PROBLEM STATEMENT: Give nothing except the number of lines containing the word "panel".

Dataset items
_ _ _ _ _

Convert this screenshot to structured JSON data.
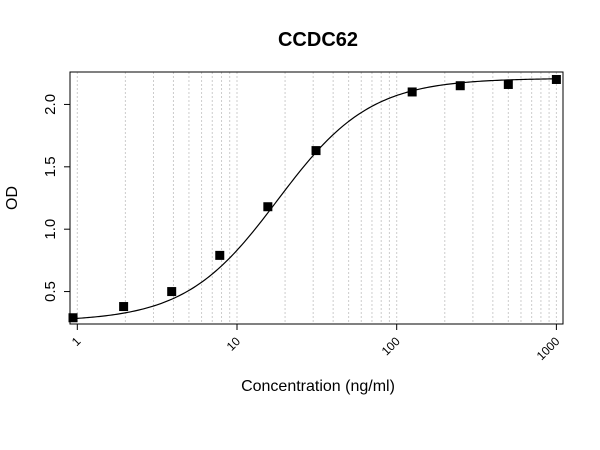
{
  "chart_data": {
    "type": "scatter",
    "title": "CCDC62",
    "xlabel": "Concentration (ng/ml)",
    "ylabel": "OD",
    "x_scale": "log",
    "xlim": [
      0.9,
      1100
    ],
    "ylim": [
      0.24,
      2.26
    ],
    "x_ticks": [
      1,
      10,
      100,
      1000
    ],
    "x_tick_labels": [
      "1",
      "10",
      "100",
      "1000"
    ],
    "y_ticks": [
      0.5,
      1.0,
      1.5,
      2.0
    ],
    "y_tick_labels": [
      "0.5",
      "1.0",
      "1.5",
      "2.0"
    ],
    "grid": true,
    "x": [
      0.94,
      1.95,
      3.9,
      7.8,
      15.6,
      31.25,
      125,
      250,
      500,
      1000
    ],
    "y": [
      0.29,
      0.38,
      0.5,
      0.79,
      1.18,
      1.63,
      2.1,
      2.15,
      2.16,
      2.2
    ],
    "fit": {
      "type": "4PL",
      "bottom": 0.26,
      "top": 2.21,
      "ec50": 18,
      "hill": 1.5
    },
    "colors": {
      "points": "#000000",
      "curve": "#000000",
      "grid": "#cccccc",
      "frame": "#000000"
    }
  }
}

_ _ _ _ _

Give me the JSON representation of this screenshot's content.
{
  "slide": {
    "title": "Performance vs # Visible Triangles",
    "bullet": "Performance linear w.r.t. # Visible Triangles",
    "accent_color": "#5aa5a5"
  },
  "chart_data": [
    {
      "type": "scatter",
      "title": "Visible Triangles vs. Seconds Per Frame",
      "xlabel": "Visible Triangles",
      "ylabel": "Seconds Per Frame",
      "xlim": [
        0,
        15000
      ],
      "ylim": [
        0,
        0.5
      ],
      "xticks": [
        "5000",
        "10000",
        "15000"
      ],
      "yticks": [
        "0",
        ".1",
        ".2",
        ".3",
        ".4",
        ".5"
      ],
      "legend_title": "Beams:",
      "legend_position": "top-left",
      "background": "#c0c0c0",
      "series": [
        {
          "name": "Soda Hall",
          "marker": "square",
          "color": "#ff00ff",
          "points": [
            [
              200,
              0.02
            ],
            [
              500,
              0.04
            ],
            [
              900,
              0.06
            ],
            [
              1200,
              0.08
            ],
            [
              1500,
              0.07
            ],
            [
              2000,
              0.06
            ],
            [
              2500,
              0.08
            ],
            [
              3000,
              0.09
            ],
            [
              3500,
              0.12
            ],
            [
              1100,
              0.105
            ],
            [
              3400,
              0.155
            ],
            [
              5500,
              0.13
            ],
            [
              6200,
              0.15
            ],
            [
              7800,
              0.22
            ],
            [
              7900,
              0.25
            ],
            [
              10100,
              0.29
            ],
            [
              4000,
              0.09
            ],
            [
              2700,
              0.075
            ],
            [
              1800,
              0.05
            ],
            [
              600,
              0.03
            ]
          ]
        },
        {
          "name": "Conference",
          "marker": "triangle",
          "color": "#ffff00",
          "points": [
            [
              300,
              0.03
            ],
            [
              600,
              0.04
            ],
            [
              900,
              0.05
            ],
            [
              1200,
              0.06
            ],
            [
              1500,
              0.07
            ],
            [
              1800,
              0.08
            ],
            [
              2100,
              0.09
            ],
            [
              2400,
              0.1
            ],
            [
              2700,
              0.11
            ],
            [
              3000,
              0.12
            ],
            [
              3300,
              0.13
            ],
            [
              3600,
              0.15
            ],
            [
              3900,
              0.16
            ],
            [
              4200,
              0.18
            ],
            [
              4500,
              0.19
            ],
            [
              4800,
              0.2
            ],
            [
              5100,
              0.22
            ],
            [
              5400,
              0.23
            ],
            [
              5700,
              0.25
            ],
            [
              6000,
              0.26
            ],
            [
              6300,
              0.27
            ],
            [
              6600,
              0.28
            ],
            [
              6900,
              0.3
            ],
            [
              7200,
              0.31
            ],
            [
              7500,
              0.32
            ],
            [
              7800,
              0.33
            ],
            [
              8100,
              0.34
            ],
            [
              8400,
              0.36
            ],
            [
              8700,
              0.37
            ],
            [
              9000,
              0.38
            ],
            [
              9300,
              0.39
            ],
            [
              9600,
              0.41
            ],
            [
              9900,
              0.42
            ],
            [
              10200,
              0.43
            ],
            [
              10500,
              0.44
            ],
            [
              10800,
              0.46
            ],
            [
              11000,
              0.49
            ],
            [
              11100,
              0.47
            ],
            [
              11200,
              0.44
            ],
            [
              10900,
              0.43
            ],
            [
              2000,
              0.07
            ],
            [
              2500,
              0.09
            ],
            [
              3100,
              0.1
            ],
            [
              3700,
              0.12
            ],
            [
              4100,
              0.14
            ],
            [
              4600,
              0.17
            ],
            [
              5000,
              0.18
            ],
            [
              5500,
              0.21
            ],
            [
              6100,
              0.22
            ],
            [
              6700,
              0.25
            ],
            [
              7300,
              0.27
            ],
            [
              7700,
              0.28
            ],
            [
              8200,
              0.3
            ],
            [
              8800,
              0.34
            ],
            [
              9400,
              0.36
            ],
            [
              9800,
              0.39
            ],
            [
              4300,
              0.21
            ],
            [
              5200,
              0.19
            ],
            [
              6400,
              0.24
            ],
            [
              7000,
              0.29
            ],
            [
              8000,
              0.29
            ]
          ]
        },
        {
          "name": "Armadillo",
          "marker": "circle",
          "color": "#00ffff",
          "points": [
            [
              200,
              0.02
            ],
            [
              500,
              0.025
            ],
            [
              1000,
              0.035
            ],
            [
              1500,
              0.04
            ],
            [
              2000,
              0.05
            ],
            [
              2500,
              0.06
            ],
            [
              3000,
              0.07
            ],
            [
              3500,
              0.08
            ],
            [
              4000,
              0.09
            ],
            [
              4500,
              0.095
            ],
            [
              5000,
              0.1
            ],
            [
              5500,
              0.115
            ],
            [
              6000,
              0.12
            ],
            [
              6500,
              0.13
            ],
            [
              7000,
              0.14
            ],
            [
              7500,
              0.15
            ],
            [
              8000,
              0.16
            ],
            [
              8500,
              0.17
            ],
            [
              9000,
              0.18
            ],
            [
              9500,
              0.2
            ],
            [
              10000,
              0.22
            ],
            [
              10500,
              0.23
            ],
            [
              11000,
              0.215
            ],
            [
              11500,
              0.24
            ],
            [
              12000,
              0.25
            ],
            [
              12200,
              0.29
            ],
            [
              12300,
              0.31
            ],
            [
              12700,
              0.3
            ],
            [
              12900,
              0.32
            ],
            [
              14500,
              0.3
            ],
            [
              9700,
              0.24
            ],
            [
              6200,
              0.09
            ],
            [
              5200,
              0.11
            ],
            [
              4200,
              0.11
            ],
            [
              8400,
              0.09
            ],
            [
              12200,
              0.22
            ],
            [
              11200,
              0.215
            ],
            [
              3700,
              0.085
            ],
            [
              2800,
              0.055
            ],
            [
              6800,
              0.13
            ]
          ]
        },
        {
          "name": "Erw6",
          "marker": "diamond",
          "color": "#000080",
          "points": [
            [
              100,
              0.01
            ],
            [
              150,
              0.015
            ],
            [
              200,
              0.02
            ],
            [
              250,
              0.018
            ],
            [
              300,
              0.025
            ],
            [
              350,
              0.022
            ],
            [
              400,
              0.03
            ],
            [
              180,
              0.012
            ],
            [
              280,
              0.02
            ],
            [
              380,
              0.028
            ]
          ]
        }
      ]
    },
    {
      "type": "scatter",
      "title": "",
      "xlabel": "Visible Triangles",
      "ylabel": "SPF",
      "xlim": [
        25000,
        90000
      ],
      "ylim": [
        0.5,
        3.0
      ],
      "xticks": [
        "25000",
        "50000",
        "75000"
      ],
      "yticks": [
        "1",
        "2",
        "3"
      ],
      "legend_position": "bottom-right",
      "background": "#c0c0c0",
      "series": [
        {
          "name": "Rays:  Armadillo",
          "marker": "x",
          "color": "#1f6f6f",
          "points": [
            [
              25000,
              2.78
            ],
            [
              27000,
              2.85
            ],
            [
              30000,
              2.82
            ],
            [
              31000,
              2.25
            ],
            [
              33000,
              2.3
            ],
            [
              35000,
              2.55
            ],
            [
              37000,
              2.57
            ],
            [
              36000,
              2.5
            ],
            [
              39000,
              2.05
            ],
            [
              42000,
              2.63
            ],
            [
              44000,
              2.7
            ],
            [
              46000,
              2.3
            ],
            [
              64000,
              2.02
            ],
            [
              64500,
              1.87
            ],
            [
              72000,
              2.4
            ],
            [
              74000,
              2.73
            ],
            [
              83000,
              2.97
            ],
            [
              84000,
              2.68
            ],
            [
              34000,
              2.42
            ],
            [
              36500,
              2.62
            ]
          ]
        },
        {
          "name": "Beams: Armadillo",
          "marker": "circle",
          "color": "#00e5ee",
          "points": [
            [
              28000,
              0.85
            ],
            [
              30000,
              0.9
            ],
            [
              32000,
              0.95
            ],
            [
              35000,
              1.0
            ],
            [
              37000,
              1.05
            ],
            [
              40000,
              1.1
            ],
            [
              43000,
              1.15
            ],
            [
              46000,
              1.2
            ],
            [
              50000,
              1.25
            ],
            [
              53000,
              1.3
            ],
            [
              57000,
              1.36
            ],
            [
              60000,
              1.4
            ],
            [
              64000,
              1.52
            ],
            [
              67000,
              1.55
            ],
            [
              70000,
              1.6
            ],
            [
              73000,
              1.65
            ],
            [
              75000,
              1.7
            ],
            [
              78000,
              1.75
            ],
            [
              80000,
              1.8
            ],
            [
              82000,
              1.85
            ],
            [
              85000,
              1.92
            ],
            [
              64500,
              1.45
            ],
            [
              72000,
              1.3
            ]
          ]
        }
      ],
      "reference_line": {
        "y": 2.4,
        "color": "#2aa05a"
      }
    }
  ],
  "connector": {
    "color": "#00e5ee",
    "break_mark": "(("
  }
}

_ _ _ _ _

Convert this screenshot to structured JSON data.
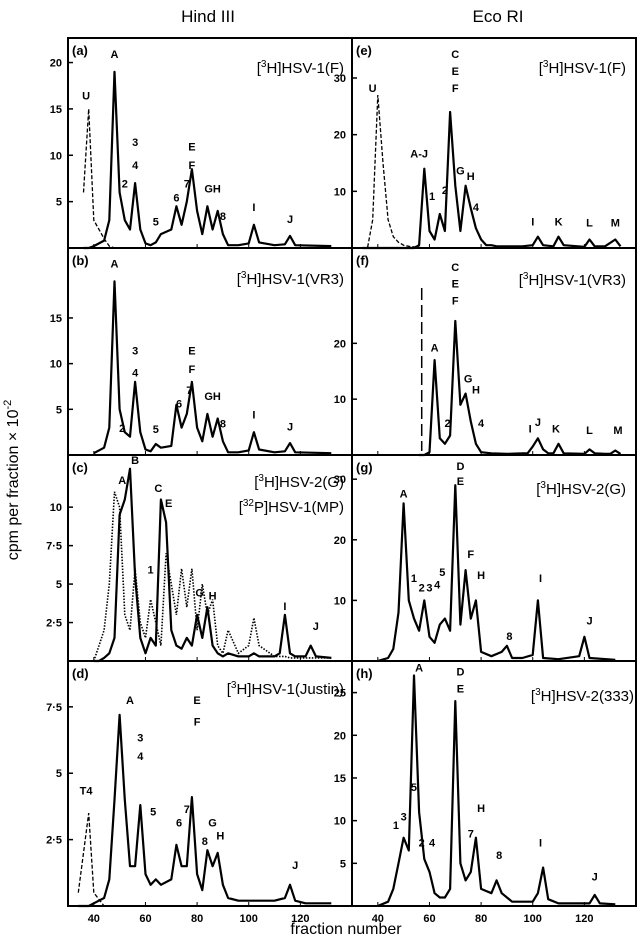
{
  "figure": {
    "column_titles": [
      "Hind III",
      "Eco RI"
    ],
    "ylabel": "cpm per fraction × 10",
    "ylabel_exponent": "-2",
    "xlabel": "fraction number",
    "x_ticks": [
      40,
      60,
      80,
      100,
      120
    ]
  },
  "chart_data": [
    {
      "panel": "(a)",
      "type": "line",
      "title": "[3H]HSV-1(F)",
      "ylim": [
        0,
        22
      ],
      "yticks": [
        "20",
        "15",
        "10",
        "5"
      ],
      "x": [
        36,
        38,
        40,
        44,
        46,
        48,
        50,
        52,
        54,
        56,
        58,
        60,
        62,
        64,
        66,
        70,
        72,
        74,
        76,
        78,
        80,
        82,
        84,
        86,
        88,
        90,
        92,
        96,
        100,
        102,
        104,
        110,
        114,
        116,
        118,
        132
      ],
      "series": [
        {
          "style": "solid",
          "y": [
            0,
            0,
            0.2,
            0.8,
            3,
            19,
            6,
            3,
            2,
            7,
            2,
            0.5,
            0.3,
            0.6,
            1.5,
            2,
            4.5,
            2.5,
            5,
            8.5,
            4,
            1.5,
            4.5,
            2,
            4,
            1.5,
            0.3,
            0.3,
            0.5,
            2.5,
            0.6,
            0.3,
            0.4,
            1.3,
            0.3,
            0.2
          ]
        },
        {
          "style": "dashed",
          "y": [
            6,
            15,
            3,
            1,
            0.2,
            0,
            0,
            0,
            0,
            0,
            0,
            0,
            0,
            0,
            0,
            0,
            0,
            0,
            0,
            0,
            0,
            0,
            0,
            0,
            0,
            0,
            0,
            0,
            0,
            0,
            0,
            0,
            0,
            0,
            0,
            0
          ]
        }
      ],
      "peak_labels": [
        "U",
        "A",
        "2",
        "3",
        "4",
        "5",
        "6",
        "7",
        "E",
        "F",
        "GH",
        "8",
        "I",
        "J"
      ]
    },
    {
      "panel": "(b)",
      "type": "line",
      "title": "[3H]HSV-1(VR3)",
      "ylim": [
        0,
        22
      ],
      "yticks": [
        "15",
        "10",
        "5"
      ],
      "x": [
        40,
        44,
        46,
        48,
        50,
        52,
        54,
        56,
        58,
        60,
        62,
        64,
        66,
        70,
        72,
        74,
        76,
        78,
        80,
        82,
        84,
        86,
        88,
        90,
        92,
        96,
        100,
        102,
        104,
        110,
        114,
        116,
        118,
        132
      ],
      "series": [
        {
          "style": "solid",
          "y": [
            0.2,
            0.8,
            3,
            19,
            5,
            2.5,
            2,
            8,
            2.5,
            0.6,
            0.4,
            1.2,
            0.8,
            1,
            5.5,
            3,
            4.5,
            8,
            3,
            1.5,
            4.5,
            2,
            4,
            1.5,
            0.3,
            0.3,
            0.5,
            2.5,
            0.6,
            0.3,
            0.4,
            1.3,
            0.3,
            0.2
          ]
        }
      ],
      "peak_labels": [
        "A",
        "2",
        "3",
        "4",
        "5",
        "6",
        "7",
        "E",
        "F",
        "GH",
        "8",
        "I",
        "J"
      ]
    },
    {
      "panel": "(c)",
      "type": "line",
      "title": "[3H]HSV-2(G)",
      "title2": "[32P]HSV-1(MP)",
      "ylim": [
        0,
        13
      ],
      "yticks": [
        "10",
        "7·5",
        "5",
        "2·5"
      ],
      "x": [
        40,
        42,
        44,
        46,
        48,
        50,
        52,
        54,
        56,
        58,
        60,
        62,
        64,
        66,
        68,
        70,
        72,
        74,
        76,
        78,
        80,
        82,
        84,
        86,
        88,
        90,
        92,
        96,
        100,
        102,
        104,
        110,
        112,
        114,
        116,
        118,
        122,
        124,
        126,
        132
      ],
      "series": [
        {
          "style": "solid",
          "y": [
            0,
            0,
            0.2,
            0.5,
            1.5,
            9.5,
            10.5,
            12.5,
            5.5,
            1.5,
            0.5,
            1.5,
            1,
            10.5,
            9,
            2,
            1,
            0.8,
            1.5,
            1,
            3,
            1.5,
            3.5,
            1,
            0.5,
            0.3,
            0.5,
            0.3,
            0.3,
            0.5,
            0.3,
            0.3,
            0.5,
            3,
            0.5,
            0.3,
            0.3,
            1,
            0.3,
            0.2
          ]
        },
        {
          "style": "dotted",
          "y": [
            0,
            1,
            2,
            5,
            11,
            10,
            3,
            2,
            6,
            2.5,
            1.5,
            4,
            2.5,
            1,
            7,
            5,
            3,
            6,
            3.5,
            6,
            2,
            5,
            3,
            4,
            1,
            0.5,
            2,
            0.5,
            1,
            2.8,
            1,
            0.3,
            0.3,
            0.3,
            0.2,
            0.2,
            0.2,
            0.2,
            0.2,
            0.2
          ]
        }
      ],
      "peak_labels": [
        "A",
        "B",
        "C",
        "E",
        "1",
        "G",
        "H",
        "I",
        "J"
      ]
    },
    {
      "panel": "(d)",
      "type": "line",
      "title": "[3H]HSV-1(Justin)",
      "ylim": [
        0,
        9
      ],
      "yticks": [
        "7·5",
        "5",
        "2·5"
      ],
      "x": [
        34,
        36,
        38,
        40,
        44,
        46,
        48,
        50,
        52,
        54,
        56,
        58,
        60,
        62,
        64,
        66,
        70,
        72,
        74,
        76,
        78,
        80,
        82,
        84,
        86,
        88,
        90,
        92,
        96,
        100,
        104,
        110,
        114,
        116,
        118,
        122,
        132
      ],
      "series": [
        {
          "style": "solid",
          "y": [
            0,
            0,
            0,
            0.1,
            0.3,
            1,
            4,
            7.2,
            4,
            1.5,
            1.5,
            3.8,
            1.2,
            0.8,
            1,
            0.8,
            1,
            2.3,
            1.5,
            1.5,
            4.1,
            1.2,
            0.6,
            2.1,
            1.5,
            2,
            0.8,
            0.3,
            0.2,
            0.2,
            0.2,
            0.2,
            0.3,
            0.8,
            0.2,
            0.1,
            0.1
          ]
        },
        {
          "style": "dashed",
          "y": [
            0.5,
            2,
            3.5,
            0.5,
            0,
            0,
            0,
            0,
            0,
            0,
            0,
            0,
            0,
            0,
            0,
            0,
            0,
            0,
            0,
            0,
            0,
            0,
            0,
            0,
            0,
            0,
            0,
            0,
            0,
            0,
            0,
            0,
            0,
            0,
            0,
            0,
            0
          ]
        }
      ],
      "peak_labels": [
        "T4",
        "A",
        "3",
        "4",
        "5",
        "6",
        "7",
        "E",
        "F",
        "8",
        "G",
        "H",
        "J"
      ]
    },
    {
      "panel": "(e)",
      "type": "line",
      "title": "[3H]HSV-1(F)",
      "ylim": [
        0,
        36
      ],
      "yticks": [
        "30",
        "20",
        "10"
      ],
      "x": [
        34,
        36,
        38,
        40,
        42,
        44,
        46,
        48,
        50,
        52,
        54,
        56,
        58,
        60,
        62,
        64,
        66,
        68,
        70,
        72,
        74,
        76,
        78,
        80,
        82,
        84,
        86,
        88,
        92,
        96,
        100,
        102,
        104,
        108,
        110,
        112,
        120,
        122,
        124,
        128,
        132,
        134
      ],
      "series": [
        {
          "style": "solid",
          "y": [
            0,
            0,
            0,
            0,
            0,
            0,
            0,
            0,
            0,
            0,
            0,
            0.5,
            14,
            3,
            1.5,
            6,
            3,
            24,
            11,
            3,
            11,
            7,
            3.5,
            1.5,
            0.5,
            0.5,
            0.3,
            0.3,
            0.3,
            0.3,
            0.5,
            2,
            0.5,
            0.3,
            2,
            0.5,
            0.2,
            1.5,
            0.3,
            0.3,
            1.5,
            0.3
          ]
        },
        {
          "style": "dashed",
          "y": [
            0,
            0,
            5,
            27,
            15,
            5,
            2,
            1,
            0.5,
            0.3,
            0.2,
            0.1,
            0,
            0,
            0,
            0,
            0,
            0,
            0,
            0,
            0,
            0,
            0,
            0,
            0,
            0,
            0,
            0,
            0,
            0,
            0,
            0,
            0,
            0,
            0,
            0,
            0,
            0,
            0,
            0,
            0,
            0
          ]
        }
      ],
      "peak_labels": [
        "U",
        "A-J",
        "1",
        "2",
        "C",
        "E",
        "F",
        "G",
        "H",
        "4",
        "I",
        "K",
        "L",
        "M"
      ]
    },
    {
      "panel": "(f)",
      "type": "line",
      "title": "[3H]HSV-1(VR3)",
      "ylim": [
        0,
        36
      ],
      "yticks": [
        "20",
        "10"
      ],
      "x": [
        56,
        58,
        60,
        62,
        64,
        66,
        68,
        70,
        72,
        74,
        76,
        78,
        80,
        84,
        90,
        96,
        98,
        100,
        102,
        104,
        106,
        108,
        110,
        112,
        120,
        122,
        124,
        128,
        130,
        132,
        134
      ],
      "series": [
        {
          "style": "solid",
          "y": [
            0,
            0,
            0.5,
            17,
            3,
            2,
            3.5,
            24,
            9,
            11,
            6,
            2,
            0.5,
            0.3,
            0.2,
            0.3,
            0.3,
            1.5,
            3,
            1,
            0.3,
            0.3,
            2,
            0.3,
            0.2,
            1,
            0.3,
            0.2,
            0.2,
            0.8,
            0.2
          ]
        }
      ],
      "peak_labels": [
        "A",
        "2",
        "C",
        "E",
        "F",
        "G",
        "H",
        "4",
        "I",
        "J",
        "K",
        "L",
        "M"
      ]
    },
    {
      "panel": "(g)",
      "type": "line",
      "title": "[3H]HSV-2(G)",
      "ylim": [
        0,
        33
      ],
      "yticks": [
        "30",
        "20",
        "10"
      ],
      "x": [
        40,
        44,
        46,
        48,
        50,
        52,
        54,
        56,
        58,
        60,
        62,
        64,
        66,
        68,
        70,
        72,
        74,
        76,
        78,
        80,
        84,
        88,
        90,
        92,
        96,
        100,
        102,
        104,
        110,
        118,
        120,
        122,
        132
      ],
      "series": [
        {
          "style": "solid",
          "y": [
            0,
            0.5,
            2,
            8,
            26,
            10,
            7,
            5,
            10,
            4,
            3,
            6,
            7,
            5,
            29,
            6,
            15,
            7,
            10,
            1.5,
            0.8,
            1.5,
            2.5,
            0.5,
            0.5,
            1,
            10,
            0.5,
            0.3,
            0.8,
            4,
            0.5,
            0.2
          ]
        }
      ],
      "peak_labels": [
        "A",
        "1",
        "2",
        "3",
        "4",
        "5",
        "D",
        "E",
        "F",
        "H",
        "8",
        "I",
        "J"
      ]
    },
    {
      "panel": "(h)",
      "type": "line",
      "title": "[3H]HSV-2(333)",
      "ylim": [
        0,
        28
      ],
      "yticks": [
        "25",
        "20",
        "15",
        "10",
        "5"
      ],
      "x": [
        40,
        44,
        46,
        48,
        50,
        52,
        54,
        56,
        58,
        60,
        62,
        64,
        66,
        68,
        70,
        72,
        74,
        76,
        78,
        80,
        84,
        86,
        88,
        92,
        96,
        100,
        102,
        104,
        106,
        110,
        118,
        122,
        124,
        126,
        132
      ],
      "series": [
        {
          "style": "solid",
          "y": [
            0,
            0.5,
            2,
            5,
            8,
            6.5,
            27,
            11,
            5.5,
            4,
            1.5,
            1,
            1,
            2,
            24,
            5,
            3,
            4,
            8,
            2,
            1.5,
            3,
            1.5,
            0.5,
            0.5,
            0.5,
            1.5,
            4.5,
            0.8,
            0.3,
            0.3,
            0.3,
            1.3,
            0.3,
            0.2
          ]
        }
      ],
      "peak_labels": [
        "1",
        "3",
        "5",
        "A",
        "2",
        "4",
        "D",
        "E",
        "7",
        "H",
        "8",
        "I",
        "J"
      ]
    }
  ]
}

_ _ _ _ _

REPLY: 8